• **Work to complete**
Every line with the string "Wiedemann" should be gathered.

##### Data listing

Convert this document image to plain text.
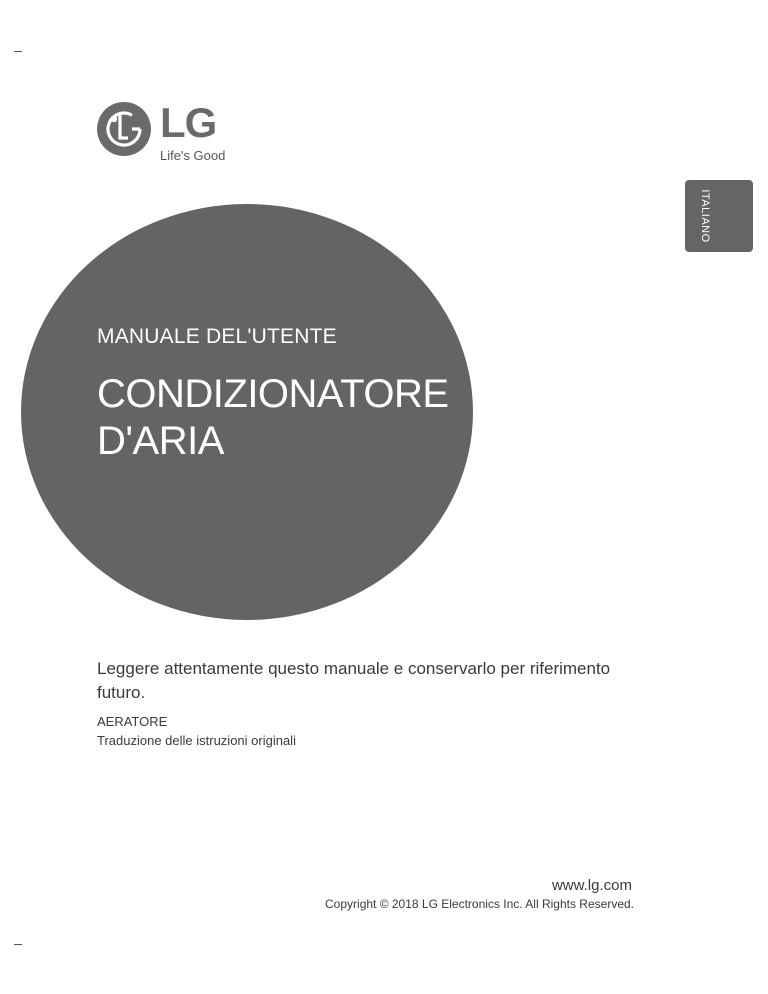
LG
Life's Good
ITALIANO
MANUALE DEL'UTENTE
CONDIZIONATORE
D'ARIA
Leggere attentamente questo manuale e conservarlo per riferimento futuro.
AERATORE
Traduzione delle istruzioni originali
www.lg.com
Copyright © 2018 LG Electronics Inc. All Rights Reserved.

##########
##### Data listing

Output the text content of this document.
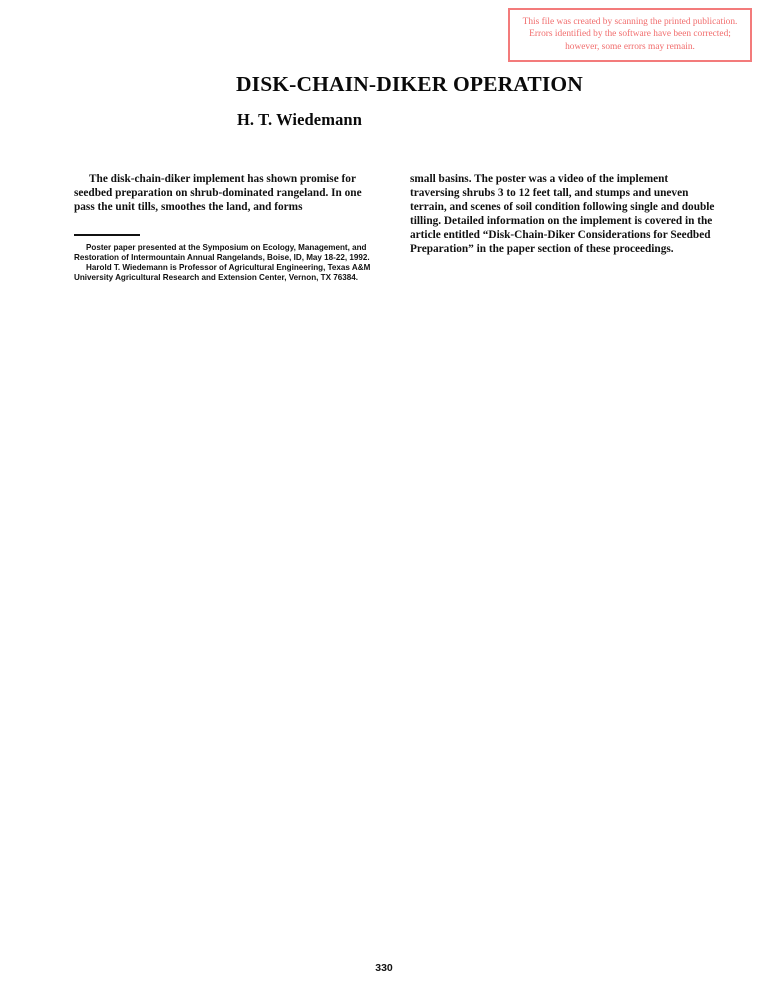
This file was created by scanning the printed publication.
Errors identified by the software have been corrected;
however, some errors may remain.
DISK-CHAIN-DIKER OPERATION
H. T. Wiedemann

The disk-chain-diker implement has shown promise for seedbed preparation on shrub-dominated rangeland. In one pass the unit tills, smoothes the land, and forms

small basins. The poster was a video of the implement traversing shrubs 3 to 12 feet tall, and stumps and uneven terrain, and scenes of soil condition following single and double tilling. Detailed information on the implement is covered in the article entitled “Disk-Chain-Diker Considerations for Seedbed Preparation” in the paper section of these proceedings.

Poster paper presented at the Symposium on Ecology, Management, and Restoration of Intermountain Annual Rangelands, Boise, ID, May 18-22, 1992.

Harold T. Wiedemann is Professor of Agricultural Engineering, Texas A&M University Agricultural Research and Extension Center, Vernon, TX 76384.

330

##########

• **Result of the task**
H. T. Wiedemann
Harold T. Wiedemann is Professor of Agricultural Engineering, Texas A&M University Agricultural Research and Extension Center, Vernon, TX 76384.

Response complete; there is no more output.